Output all the data exactly. Pictures do not belong in the copy.

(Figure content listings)
######

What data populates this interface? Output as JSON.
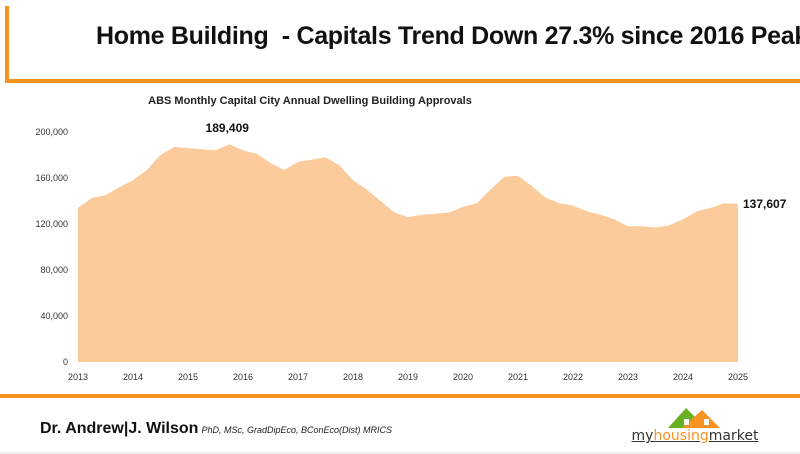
{
  "header": {
    "title": "Home Building  - Capitals Trend Down 27.3% since 2016 Peak"
  },
  "chart_data": {
    "type": "area",
    "title": "ABS Monthly Capital City Annual Dwelling Building Approvals",
    "xlabel": "",
    "ylabel": "",
    "x": [
      2013.0,
      2013.25,
      2013.5,
      2013.75,
      2014.0,
      2014.25,
      2014.5,
      2014.75,
      2015.0,
      2015.25,
      2015.5,
      2015.75,
      2016.0,
      2016.25,
      2016.5,
      2016.75,
      2017.0,
      2017.25,
      2017.5,
      2017.75,
      2018.0,
      2018.25,
      2018.5,
      2018.75,
      2019.0,
      2019.25,
      2019.5,
      2019.75,
      2020.0,
      2020.25,
      2020.5,
      2020.75,
      2021.0,
      2021.25,
      2021.5,
      2021.75,
      2022.0,
      2022.25,
      2022.5,
      2022.75,
      2023.0,
      2023.25,
      2023.5,
      2023.75,
      2024.0,
      2024.25,
      2024.5,
      2024.75,
      2025.0
    ],
    "values": [
      134000,
      142600,
      145000,
      152000,
      158000,
      167000,
      180000,
      187000,
      186000,
      185000,
      184000,
      189409,
      184000,
      181000,
      173000,
      167000,
      174000,
      176000,
      178000,
      171000,
      158000,
      150000,
      140000,
      130000,
      126000,
      128000,
      129000,
      130000,
      135000,
      138000,
      150000,
      161000,
      162000,
      153000,
      143000,
      138000,
      136000,
      131000,
      128000,
      124000,
      118000,
      118000,
      117000,
      119000,
      124000,
      131000,
      134000,
      138000,
      137607
    ],
    "xticks": [
      "2013",
      "2014",
      "2015",
      "2016",
      "2017",
      "2018",
      "2019",
      "2020",
      "2021",
      "2022",
      "2023",
      "2024",
      "2025"
    ],
    "yticks": [
      "0",
      "40,000",
      "80,000",
      "120,000",
      "160,000",
      "200,000"
    ],
    "ylim": [
      0,
      200000
    ],
    "xlim": [
      2013,
      2025
    ],
    "grid": false,
    "color": "#fccb9c",
    "annotations": [
      {
        "text": "189,409",
        "x": 2015.75,
        "y": 189409
      },
      {
        "text": "137,607",
        "x": 2025.0,
        "y": 137607
      }
    ]
  },
  "footer": {
    "author": "Dr. Andrew|J. Wilson",
    "credentials": "PhD, MSc, GradDipEco, BConEco(Dist) MRICS",
    "logo_text": {
      "my": "my",
      "housing": "housing",
      "market": "market"
    }
  },
  "colors": {
    "accent": "#f7931e",
    "area": "#fccb9c",
    "logo_green": "#6ab023"
  }
}
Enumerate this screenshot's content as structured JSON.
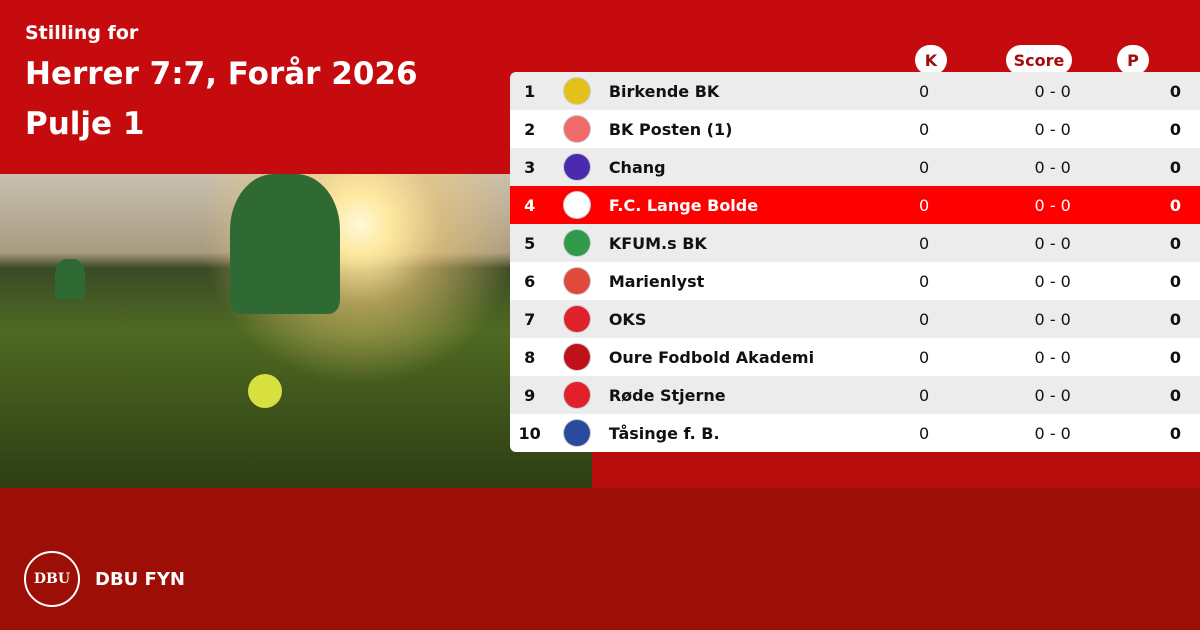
{
  "header": {
    "subtitle": "Stilling for",
    "title": "Herrer 7:7, Forår 2026",
    "pool": "Pulje 1"
  },
  "columns": {
    "k": "K",
    "score": "Score",
    "p": "P"
  },
  "colors": {
    "top": "#c50b0e",
    "bottom": "#9d0e06",
    "highlight": "#ff0000"
  },
  "rows": [
    {
      "pos": "1",
      "name": "Birkende BK",
      "k": "0",
      "score": "0 - 0",
      "p": "0",
      "logo_color": "#e2c21a"
    },
    {
      "pos": "2",
      "name": "BK Posten (1)",
      "k": "0",
      "score": "0 - 0",
      "p": "0",
      "logo_color": "#f26a6a"
    },
    {
      "pos": "3",
      "name": "Chang",
      "k": "0",
      "score": "0 - 0",
      "p": "0",
      "logo_color": "#4a2bb0"
    },
    {
      "pos": "4",
      "name": "F.C. Lange Bolde",
      "k": "0",
      "score": "0 - 0",
      "p": "0",
      "logo_color": "#ffffff",
      "highlight": true
    },
    {
      "pos": "5",
      "name": "KFUM.s BK",
      "k": "0",
      "score": "0 - 0",
      "p": "0",
      "logo_color": "#2e9a4a"
    },
    {
      "pos": "6",
      "name": "Marienlyst",
      "k": "0",
      "score": "0 - 0",
      "p": "0",
      "logo_color": "#e04a3a"
    },
    {
      "pos": "7",
      "name": "OKS",
      "k": "0",
      "score": "0 - 0",
      "p": "0",
      "logo_color": "#e0202a"
    },
    {
      "pos": "8",
      "name": "Oure Fodbold Akademi",
      "k": "0",
      "score": "0 - 0",
      "p": "0",
      "logo_color": "#c0101a"
    },
    {
      "pos": "9",
      "name": "Røde Stjerne",
      "k": "0",
      "score": "0 - 0",
      "p": "0",
      "logo_color": "#e0202a"
    },
    {
      "pos": "10",
      "name": "Tåsinge  f. B.",
      "k": "0",
      "score": "0 - 0",
      "p": "0",
      "logo_color": "#2a4aa0"
    }
  ],
  "footer": {
    "logo_text": "DBU",
    "org": "DBU FYN"
  }
}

######

_RESULT FOR THIS TASK:_
What data populates this interface? Output as JSON.
{
  "header": {
    "title": "Home Building  - Capitals Trend Down 27.3% since 2016 Peak"
  },
  "chart_data": {
    "type": "area",
    "title": "ABS Monthly Capital City Annual Dwelling Building Approvals",
    "xlabel": "",
    "ylabel": "",
    "x": [
      2013.0,
      2013.25,
      2013.5,
      2013.75,
      2014.0,
      2014.25,
      2014.5,
      2014.75,
      2015.0,
      2015.25,
      2015.5,
      2015.75,
      2016.0,
      2016.25,
      2016.5,
      2016.75,
      2017.0,
      2017.25,
      2017.5,
      2017.75,
      2018.0,
      2018.25,
      2018.5,
      2018.75,
      2019.0,
      2019.25,
      2019.5,
      2019.75,
      2020.0,
      2020.25,
      2020.5,
      2020.75,
      2021.0,
      2021.25,
      2021.5,
      2021.75,
      2022.0,
      2022.25,
      2022.5,
      2022.75,
      2023.0,
      2023.25,
      2023.5,
      2023.75,
      2024.0,
      2024.25,
      2024.5,
      2024.75,
      2025.0
    ],
    "values": [
      134000,
      142600,
      145000,
      152000,
      158000,
      167000,
      180000,
      187000,
      186000,
      185000,
      184000,
      189409,
      184000,
      181000,
      173000,
      167000,
      174000,
      176000,
      178000,
      171000,
      158000,
      150000,
      140000,
      130000,
      126000,
      128000,
      129000,
      130000,
      135000,
      138000,
      150000,
      161000,
      162000,
      153000,
      143000,
      138000,
      136000,
      131000,
      128000,
      124000,
      118000,
      118000,
      117000,
      119000,
      124000,
      131000,
      134000,
      138000,
      137607
    ],
    "xticks": [
      "2013",
      "2014",
      "2015",
      "2016",
      "2017",
      "2018",
      "2019",
      "2020",
      "2021",
      "2022",
      "2023",
      "2024",
      "2025"
    ],
    "yticks": [
      "0",
      "40,000",
      "80,000",
      "120,000",
      "160,000",
      "200,000"
    ],
    "ylim": [
      0,
      200000
    ],
    "xlim": [
      2013,
      2025
    ],
    "grid": false,
    "color": "#fccb9c",
    "annotations": [
      {
        "text": "189,409",
        "x": 2015.75,
        "y": 189409
      },
      {
        "text": "137,607",
        "x": 2025.0,
        "y": 137607
      }
    ]
  },
  "footer": {
    "author": "Dr. Andrew|J. Wilson",
    "credentials": "PhD, MSc, GradDipEco, BConEco(Dist) MRICS",
    "logo_text": {
      "my": "my",
      "housing": "housing",
      "market": "market"
    }
  },
  "colors": {
    "accent": "#f7931e",
    "area": "#fccb9c",
    "logo_green": "#6ab023"
  }
}
Enumerate this screenshot's content as structured JSON.
{
  "header": {
    "subtitle": "Stilling for",
    "title": "Herrer 7:7, Forår 2026",
    "pool": "Pulje 1"
  },
  "columns": {
    "k": "K",
    "score": "Score",
    "p": "P"
  },
  "colors": {
    "top": "#c50b0e",
    "bottom": "#9d0e06",
    "highlight": "#ff0000"
  },
  "rows": [
    {
      "pos": "1",
      "name": "Birkende BK",
      "k": "0",
      "score": "0 - 0",
      "p": "0",
      "logo_color": "#e2c21a"
    },
    {
      "pos": "2",
      "name": "BK Posten (1)",
      "k": "0",
      "score": "0 - 0",
      "p": "0",
      "logo_color": "#f26a6a"
    },
    {
      "pos": "3",
      "name": "Chang",
      "k": "0",
      "score": "0 - 0",
      "p": "0",
      "logo_color": "#4a2bb0"
    },
    {
      "pos": "4",
      "name": "F.C. Lange Bolde",
      "k": "0",
      "score": "0 - 0",
      "p": "0",
      "logo_color": "#ffffff",
      "highlight": true
    },
    {
      "pos": "5",
      "name": "KFUM.s BK",
      "k": "0",
      "score": "0 - 0",
      "p": "0",
      "logo_color": "#2e9a4a"
    },
    {
      "pos": "6",
      "name": "Marienlyst",
      "k": "0",
      "score": "0 - 0",
      "p": "0",
      "logo_color": "#e04a3a"
    },
    {
      "pos": "7",
      "name": "OKS",
      "k": "0",
      "score": "0 - 0",
      "p": "0",
      "logo_color": "#e0202a"
    },
    {
      "pos": "8",
      "name": "Oure Fodbold Akademi",
      "k": "0",
      "score": "0 - 0",
      "p": "0",
      "logo_color": "#c0101a"
    },
    {
      "pos": "9",
      "name": "Røde Stjerne",
      "k": "0",
      "score": "0 - 0",
      "p": "0",
      "logo_color": "#e0202a"
    },
    {
      "pos": "10",
      "name": "Tåsinge  f. B.",
      "k": "0",
      "score": "0 - 0",
      "p": "0",
      "logo_color": "#2a4aa0"
    }
  ],
  "footer": {
    "logo_text": "DBU",
    "org": "DBU FYN"
  }
}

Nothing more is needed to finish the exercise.